任务要求: 请照原样抄写条目中从开头到包含"inflation-point xyxy=(660,233,666,239)"的那一行为止的部分，首尾两行都要包括在内。

待处理条目:

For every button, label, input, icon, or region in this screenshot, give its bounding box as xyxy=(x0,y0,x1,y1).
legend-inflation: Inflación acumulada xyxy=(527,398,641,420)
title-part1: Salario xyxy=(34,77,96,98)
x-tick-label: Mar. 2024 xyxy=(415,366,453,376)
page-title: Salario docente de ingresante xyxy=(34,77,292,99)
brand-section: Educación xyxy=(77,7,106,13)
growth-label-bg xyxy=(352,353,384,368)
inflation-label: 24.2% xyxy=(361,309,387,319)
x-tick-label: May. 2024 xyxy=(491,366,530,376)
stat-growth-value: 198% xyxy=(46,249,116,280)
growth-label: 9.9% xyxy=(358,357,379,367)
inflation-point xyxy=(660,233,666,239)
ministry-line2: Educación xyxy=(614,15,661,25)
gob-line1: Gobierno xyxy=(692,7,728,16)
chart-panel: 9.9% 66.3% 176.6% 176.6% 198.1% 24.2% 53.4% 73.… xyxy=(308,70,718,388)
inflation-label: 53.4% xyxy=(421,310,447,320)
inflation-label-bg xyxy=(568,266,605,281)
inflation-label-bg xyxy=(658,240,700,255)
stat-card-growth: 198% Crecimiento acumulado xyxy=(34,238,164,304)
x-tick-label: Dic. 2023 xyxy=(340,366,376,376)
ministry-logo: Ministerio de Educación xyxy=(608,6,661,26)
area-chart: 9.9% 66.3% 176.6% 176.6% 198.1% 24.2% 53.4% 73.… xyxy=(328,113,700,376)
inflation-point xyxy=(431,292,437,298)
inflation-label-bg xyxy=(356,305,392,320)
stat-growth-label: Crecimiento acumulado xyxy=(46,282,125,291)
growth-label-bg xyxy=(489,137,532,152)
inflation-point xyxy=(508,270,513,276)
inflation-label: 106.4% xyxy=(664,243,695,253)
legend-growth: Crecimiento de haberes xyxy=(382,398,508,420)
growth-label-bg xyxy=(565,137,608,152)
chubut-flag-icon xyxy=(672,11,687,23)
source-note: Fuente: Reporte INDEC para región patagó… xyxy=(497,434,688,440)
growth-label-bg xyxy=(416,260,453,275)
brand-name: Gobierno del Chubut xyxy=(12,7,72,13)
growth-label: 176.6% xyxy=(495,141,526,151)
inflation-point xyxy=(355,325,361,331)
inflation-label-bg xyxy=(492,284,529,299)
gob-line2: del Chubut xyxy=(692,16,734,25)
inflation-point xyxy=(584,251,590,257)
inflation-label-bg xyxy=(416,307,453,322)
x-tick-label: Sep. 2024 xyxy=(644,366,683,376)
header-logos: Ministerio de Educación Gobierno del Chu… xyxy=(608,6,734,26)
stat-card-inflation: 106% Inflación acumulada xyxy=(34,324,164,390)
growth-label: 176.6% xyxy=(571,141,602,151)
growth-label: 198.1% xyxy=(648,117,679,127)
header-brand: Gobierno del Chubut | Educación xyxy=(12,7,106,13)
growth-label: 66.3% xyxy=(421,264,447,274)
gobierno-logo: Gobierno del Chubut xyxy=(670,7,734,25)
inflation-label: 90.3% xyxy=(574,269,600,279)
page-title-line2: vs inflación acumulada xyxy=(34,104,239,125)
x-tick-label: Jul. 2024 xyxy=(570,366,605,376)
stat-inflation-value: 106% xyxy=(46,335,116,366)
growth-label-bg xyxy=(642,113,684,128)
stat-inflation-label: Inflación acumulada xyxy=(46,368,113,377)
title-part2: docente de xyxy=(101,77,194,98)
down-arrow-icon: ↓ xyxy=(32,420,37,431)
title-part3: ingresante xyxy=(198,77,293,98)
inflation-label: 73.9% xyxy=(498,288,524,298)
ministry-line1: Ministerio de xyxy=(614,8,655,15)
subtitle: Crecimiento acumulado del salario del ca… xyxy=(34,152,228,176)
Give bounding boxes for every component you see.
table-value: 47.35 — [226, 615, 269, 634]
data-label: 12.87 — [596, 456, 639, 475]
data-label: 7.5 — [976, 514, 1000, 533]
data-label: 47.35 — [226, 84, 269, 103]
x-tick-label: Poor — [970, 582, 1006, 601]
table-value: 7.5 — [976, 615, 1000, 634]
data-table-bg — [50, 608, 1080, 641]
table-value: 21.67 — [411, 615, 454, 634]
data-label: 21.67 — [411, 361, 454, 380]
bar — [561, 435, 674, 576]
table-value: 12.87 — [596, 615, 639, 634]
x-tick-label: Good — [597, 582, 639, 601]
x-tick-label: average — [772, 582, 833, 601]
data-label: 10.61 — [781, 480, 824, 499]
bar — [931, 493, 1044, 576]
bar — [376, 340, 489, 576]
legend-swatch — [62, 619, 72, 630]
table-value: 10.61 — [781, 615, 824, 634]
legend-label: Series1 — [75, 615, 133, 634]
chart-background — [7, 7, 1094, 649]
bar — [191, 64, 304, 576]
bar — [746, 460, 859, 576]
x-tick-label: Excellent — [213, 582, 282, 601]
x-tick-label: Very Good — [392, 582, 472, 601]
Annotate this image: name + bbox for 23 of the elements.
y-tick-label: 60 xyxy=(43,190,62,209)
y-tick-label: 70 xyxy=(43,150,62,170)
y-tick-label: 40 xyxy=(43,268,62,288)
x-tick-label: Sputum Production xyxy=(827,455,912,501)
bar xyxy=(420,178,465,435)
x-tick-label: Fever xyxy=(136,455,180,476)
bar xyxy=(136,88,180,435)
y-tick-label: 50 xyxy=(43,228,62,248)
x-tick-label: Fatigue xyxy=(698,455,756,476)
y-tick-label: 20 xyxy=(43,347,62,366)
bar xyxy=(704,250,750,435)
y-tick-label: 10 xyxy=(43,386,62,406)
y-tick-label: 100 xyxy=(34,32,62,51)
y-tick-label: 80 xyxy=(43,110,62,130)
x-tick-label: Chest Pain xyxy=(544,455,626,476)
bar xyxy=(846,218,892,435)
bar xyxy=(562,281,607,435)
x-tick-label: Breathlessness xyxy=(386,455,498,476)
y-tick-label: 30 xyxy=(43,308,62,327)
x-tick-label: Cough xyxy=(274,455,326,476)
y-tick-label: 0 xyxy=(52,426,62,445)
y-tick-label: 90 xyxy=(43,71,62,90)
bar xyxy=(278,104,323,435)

任务解答:
For every button, label, input, icon, or region in this screenshot, give its bounding box as xyxy=(x0,y0,x1,y1).
legend-inflation: Inflación acumulada xyxy=(527,398,641,420)
title-part1: Salario xyxy=(34,77,96,98)
x-tick-label: Mar. 2024 xyxy=(415,366,453,376)
page-title: Salario docente de ingresante xyxy=(34,77,292,99)
brand-section: Educación xyxy=(77,7,106,13)
growth-label-bg xyxy=(352,353,384,368)
inflation-label: 24.2% xyxy=(361,309,387,319)
x-tick-label: May. 2024 xyxy=(491,366,530,376)
stat-growth-value: 198% xyxy=(46,249,116,280)
growth-label: 9.9% xyxy=(358,357,379,367)
inflation-point xyxy=(660,233,666,239)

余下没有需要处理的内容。